◆ Stated goal ◆
Only lines with the word "Gender" are needed; collect each of them from the listing below.
===== Records shown =====
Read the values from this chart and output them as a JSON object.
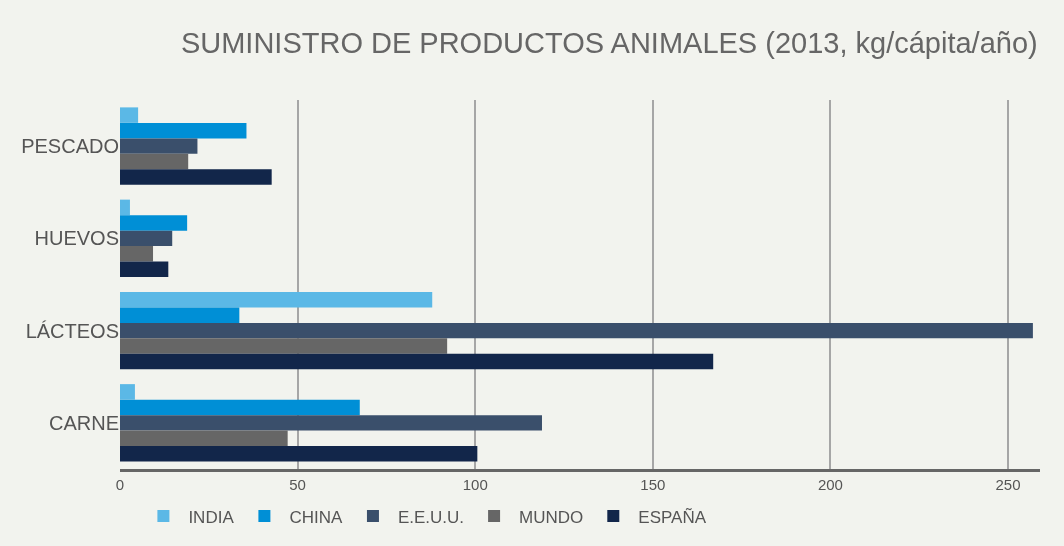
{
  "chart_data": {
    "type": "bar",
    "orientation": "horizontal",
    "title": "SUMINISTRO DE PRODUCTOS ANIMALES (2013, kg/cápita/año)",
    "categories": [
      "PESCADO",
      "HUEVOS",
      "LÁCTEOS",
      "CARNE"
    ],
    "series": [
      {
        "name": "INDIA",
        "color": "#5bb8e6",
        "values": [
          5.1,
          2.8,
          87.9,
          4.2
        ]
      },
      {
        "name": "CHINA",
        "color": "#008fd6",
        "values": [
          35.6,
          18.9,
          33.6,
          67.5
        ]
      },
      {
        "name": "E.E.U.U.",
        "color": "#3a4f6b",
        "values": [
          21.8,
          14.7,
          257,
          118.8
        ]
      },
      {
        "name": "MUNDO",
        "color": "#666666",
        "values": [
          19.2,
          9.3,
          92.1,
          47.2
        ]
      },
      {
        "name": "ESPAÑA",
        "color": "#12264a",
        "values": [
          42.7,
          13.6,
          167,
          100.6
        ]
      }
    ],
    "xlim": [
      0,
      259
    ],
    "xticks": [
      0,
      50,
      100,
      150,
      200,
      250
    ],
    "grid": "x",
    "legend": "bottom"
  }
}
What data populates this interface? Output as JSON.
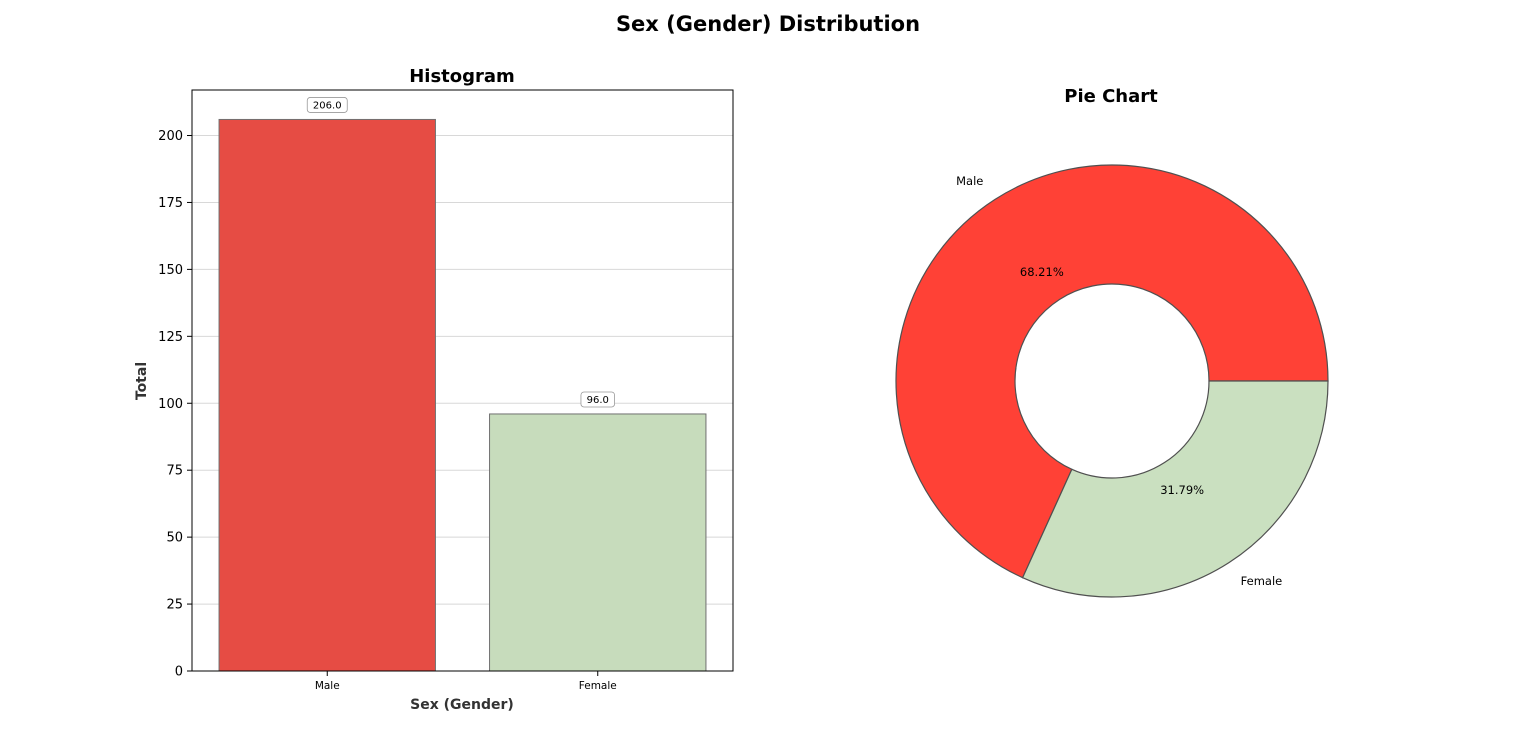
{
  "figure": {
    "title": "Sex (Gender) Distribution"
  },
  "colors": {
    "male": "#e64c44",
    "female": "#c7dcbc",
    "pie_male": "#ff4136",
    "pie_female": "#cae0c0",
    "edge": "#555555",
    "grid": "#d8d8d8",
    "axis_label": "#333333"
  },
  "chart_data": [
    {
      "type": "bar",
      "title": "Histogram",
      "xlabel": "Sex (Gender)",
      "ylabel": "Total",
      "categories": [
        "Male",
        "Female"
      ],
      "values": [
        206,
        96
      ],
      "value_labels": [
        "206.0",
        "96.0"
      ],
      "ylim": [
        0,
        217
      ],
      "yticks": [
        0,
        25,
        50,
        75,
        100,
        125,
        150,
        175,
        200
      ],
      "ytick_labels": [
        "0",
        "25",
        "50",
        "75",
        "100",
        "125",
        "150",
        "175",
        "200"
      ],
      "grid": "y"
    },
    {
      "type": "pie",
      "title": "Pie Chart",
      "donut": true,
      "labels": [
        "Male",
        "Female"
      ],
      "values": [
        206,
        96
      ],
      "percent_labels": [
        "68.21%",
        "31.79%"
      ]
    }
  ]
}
=====
===== Records shown =====
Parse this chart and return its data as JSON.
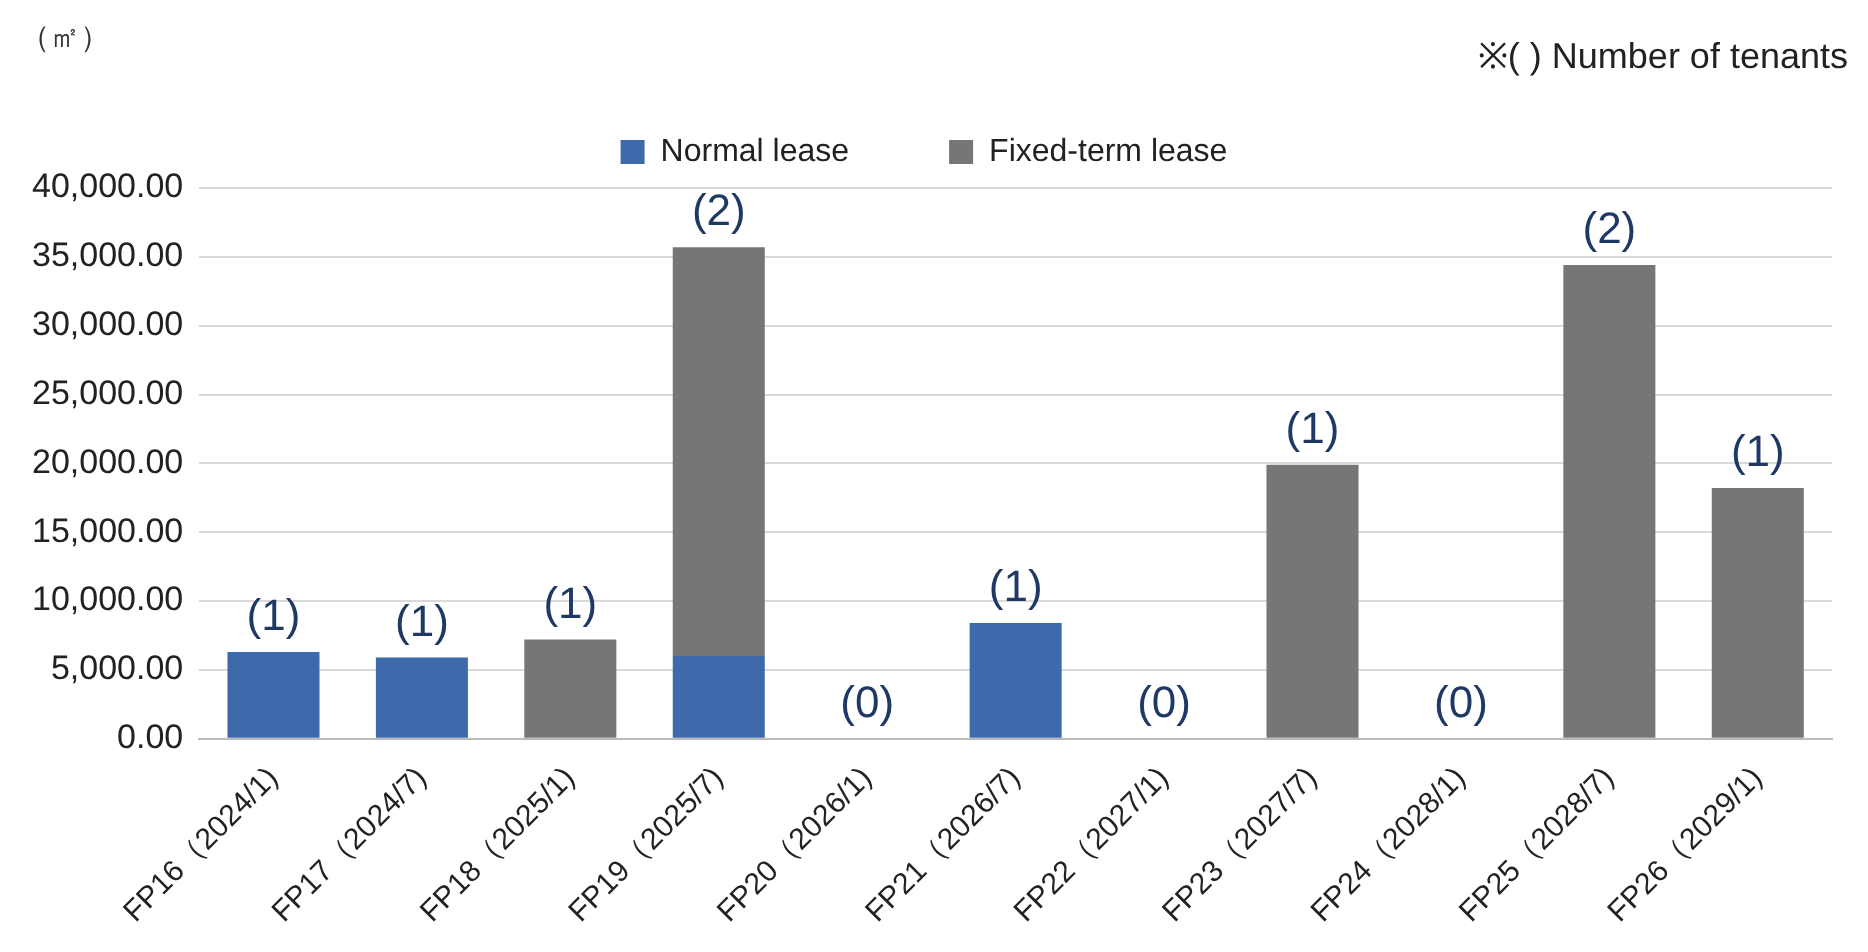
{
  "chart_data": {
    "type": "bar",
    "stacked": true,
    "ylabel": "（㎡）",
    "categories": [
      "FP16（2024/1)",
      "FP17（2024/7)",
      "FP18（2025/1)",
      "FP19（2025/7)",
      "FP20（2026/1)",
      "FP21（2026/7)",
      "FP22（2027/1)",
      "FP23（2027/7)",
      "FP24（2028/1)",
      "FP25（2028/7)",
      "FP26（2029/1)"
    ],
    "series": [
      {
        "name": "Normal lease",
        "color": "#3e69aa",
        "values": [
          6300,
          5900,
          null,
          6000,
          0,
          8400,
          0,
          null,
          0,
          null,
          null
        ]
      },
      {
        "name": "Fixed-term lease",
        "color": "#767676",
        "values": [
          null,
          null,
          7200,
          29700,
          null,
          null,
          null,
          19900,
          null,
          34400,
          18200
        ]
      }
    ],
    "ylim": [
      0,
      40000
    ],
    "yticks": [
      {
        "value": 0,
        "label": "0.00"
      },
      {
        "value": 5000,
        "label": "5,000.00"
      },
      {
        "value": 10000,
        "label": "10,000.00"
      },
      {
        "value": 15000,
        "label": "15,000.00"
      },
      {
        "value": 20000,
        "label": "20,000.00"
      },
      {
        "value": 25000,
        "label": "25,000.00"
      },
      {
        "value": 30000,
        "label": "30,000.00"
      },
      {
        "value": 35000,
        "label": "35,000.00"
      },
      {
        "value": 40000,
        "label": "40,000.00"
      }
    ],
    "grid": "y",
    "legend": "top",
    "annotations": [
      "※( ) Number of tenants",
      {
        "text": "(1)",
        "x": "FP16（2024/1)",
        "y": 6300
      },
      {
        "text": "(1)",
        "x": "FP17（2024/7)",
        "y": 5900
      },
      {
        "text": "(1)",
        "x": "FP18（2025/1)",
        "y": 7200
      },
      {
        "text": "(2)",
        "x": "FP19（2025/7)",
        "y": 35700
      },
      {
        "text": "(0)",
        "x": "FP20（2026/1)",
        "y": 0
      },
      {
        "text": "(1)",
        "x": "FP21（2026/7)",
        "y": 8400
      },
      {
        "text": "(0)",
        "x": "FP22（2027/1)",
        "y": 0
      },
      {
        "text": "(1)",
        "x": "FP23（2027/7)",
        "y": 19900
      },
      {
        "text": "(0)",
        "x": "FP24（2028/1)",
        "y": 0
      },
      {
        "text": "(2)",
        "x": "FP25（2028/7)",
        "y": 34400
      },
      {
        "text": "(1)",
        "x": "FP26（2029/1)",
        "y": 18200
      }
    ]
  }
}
=====
◆ Written response ◆
    "title": "Sex (Gender) Distribution"
      "xlabel": "Sex (Gender)",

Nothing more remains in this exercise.